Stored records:
--------

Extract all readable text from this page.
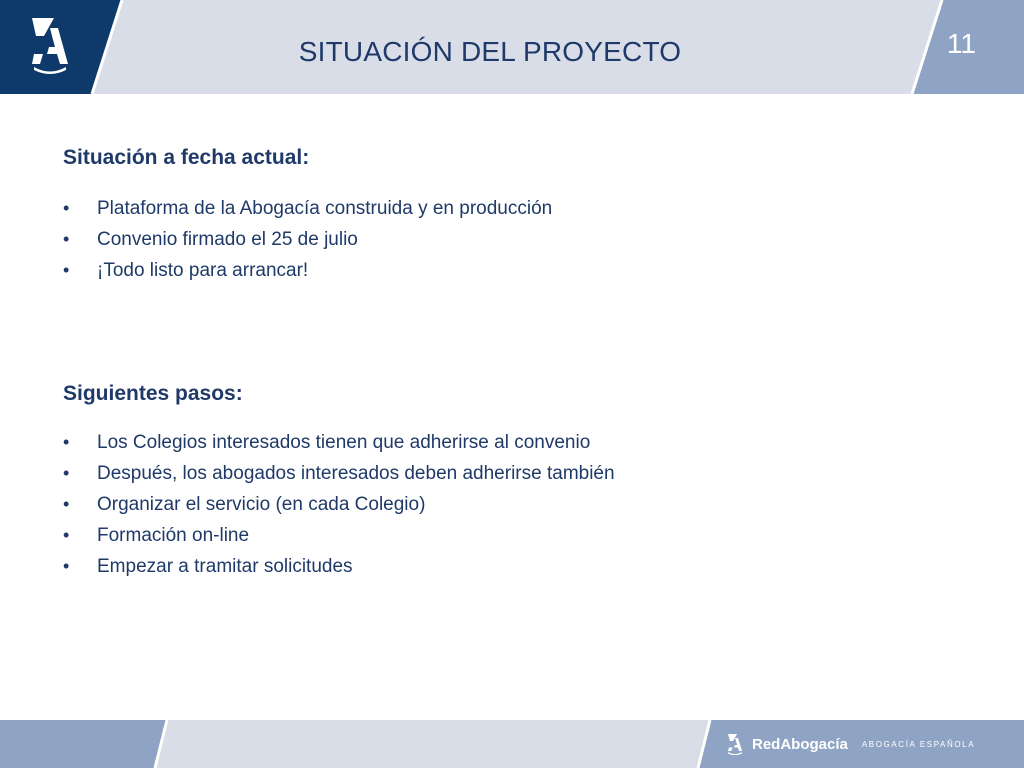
SITUACIÓN DEL PROYECTO	11
Situación a fecha actual:
•	Plataforma de la Abogacía construida y en producción
•	Convenio firmado el 25 de julio
•	¡Todo listo para arrancar!
Siguientes pasos:
•	Los Colegios interesados tienen que adherirse al convenio
•	Después, los abogados interesados deben adherirse también
•	Organizar el servicio (en cada Colegio)
•	Formación on-line
•	Empezar a tramitar solicitudes
RedAbogacía ABOGACÍA ESPAÑOLA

--------

*What to work on*
Reproduce the material above in full, exactly, with no images.

*Reply*
Extract all readable text from this page.
SITUACIÓN DEL PROYECTO	11
Situación a fecha actual:
•	Plataforma de la Abogacía construida y en producción
•	Convenio firmado el 25 de julio
•	¡Todo listo para arrancar!
Siguientes pasos:
•	Los Colegios interesados tienen que adherirse al convenio
•	Después, los abogados interesados deben adherirse también
•	Organizar el servicio (en cada Colegio)
•	Formación on-line
•	Empezar a tramitar solicitudes
RedAbogacía ABOGACÍA ESPAÑOLA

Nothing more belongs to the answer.